Job:
Repeat the listing that follows, character for character, minus the pictures.

Extracted data entries:
(begin)

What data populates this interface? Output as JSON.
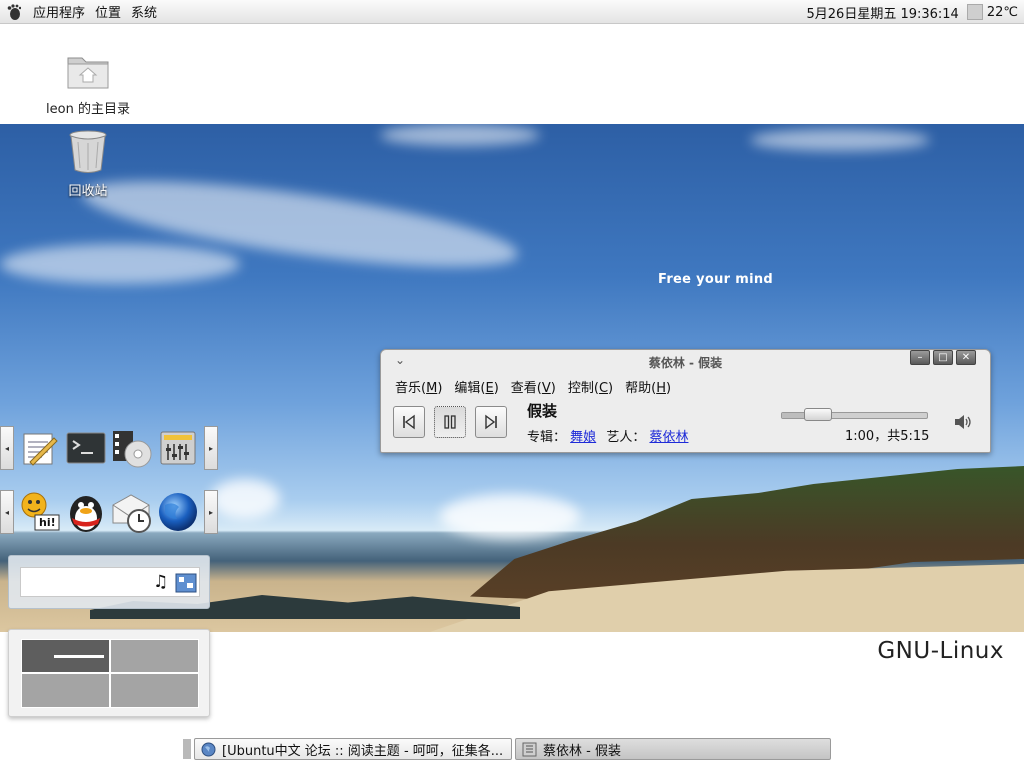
{
  "top_panel": {
    "menus": [
      "应用程序",
      "位置",
      "系统"
    ],
    "clock": "5月26日星期五 19:36:14",
    "temperature": "22℃"
  },
  "desktop": {
    "icons": [
      {
        "label": "leon 的主目录",
        "icon": "home-folder-icon"
      },
      {
        "label": "回收站",
        "icon": "trash-icon"
      }
    ],
    "tagline": "Free your mind",
    "watermark": "GNU-Linux"
  },
  "launchers": {
    "row1": [
      "text-editor-icon",
      "terminal-icon",
      "video-player-icon",
      "audio-mixer-icon"
    ],
    "row2": [
      "chat-messenger-icon",
      "qq-penguin-icon",
      "mail-clock-icon",
      "firefox-globe-icon"
    ],
    "hi_badge": "hi!"
  },
  "search_applet": {
    "value": ""
  },
  "workspaces": {
    "count": 4,
    "active": 0
  },
  "player": {
    "title": "蔡依林 - 假装",
    "menus": [
      {
        "label": "音乐",
        "key": "M"
      },
      {
        "label": "编辑",
        "key": "E"
      },
      {
        "label": "查看",
        "key": "V"
      },
      {
        "label": "控制",
        "key": "C"
      },
      {
        "label": "帮助",
        "key": "H"
      }
    ],
    "song": "假装",
    "album_label": "专辑：",
    "album": "舞娘",
    "artist_label": "艺人：",
    "artist": "蔡依林",
    "time": "1:00，共5:15",
    "progress": 0.19
  },
  "taskbar": {
    "tasks": [
      {
        "label": "[Ubuntu中文 论坛 :: 阅读主题 - 呵呵，征集各...",
        "icon": "globe-icon",
        "active": false
      },
      {
        "label": "蔡依林 - 假装",
        "icon": "player-icon",
        "active": true
      }
    ]
  },
  "colors": {
    "link": "#1e2bd8",
    "sky": "#3f78c0",
    "panel": "#e4e4e4"
  }
}
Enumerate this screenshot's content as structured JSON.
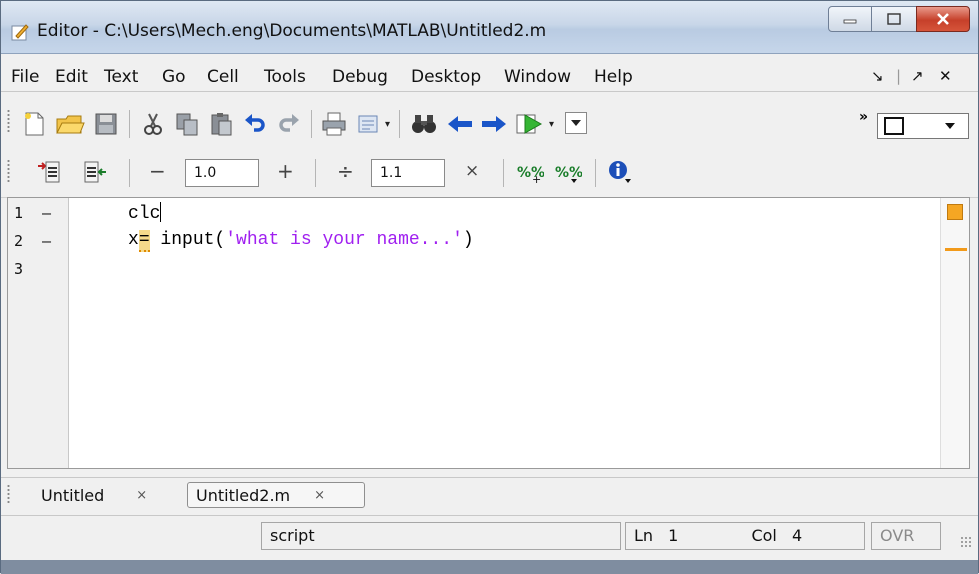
{
  "window": {
    "title": "Editor - C:\\Users\\Mech.eng\\Documents\\MATLAB\\Untitled2.m"
  },
  "menu": {
    "items": [
      "File",
      "Edit",
      "Text",
      "Go",
      "Cell",
      "Tools",
      "Debug",
      "Desktop",
      "Window",
      "Help"
    ],
    "undock_glyph": "↘",
    "maximize_glyph": "↗",
    "close_glyph": "✕"
  },
  "cell_toolbar": {
    "decrement_label": "−",
    "value1": "1.0",
    "increment_label": "+",
    "divide_label": "÷",
    "value2": "1.1",
    "multiply_label": "×"
  },
  "editor": {
    "lines": [
      {
        "number": "1",
        "marker": "—",
        "code": "clc"
      },
      {
        "number": "2",
        "marker": "—",
        "code_prefix": "x",
        "code_op": "=",
        "code_func": " input(",
        "code_string": "'what is your name...'",
        "code_suffix": ")"
      },
      {
        "number": "3",
        "marker": "",
        "code": ""
      }
    ]
  },
  "tabs": [
    {
      "label": "Untitled",
      "close": "×"
    },
    {
      "label": "Untitled2.m",
      "close": "×"
    }
  ],
  "status": {
    "mode": "script",
    "line_label": "Ln",
    "line_value": "1",
    "col_label": "Col",
    "col_value": "4",
    "ovr": "OVR"
  },
  "colors": {
    "string": "#a020f0",
    "warning": "#f5a623"
  }
}
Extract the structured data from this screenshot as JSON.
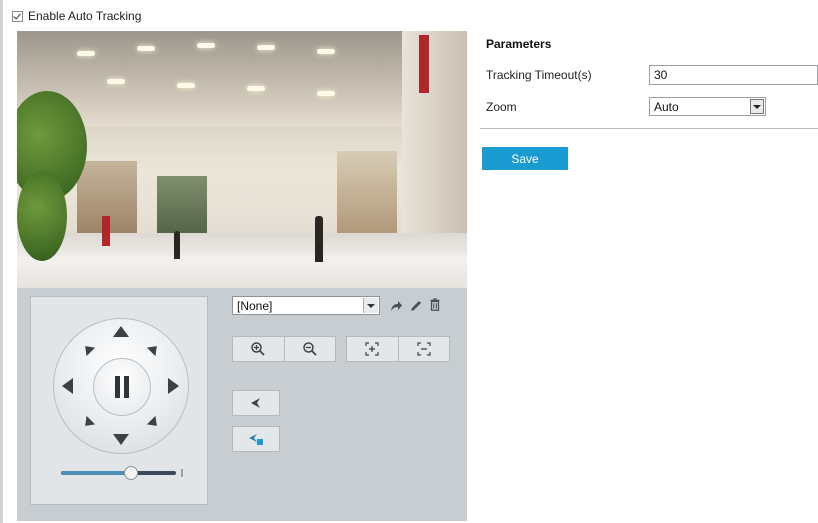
{
  "enable_auto_tracking": {
    "label": "Enable Auto Tracking",
    "checked": true
  },
  "ptz": {
    "preset": {
      "selected": "[None]"
    },
    "speed_level": 0.6
  },
  "parameters": {
    "title": "Parameters",
    "tracking_timeout": {
      "label": "Tracking Timeout(s)",
      "value": "30"
    },
    "zoom": {
      "label": "Zoom",
      "selected": "Auto"
    }
  },
  "save_label": "Save",
  "colors": {
    "accent": "#1a9bd1",
    "panel": "#c7cdd1"
  }
}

(end)

Completed task:
What data populates this interface? Output as JSON.
{
  "top_panel": {
    "menus": [
      "应用程序",
      "位置",
      "系统"
    ],
    "clock": "5月26日星期五 19:36:14",
    "temperature": "22℃"
  },
  "desktop": {
    "icons": [
      {
        "label": "leon 的主目录",
        "icon": "home-folder-icon"
      },
      {
        "label": "回收站",
        "icon": "trash-icon"
      }
    ],
    "tagline": "Free your mind",
    "watermark": "GNU-Linux"
  },
  "launchers": {
    "row1": [
      "text-editor-icon",
      "terminal-icon",
      "video-player-icon",
      "audio-mixer-icon"
    ],
    "row2": [
      "chat-messenger-icon",
      "qq-penguin-icon",
      "mail-clock-icon",
      "firefox-globe-icon"
    ],
    "hi_badge": "hi!"
  },
  "search_applet": {
    "value": ""
  },
  "workspaces": {
    "count": 4,
    "active": 0
  },
  "player": {
    "title": "蔡依林 - 假装",
    "menus": [
      {
        "label": "音乐",
        "key": "M"
      },
      {
        "label": "编辑",
        "key": "E"
      },
      {
        "label": "查看",
        "key": "V"
      },
      {
        "label": "控制",
        "key": "C"
      },
      {
        "label": "帮助",
        "key": "H"
      }
    ],
    "song": "假装",
    "album_label": "专辑：",
    "album": "舞娘",
    "artist_label": "艺人：",
    "artist": "蔡依林",
    "time": "1:00，共5:15",
    "progress": 0.19
  },
  "taskbar": {
    "tasks": [
      {
        "label": "[Ubuntu中文 论坛 :: 阅读主题 - 呵呵，征集各...",
        "icon": "globe-icon",
        "active": false
      },
      {
        "label": "蔡依林 - 假装",
        "icon": "player-icon",
        "active": true
      }
    ]
  },
  "colors": {
    "link": "#1e2bd8",
    "sky": "#3f78c0",
    "panel": "#e4e4e4"
  }
}
Enumerate this screenshot's content as structured JSON.
{
  "window": {
    "title": "Editor - C:\\Users\\Mech.eng\\Documents\\MATLAB\\Untitled2.m"
  },
  "menu": {
    "items": [
      "File",
      "Edit",
      "Text",
      "Go",
      "Cell",
      "Tools",
      "Debug",
      "Desktop",
      "Window",
      "Help"
    ],
    "undock_glyph": "↘",
    "maximize_glyph": "↗",
    "close_glyph": "✕"
  },
  "cell_toolbar": {
    "decrement_label": "−",
    "value1": "1.0",
    "increment_label": "+",
    "divide_label": "÷",
    "value2": "1.1",
    "multiply_label": "×"
  },
  "editor": {
    "lines": [
      {
        "number": "1",
        "marker": "—",
        "code": "clc"
      },
      {
        "number": "2",
        "marker": "—",
        "code_prefix": "x",
        "code_op": "=",
        "code_func": " input(",
        "code_string": "'what is your name...'",
        "code_suffix": ")"
      },
      {
        "number": "3",
        "marker": "",
        "code": ""
      }
    ]
  },
  "tabs": [
    {
      "label": "Untitled",
      "close": "×"
    },
    {
      "label": "Untitled2.m",
      "close": "×"
    }
  ],
  "status": {
    "mode": "script",
    "line_label": "Ln",
    "line_value": "1",
    "col_label": "Col",
    "col_value": "4",
    "ovr": "OVR"
  },
  "colors": {
    "string": "#a020f0",
    "warning": "#f5a623"
  }
}
Extract the structured data from this screenshot as JSON.
{
  "enable_auto_tracking": {
    "label": "Enable Auto Tracking",
    "checked": true
  },
  "ptz": {
    "preset": {
      "selected": "[None]"
    },
    "speed_level": 0.6
  },
  "parameters": {
    "title": "Parameters",
    "tracking_timeout": {
      "label": "Tracking Timeout(s)",
      "value": "30"
    },
    "zoom": {
      "label": "Zoom",
      "selected": "Auto"
    }
  },
  "save_label": "Save",
  "colors": {
    "accent": "#1a9bd1",
    "panel": "#c7cdd1"
  }
}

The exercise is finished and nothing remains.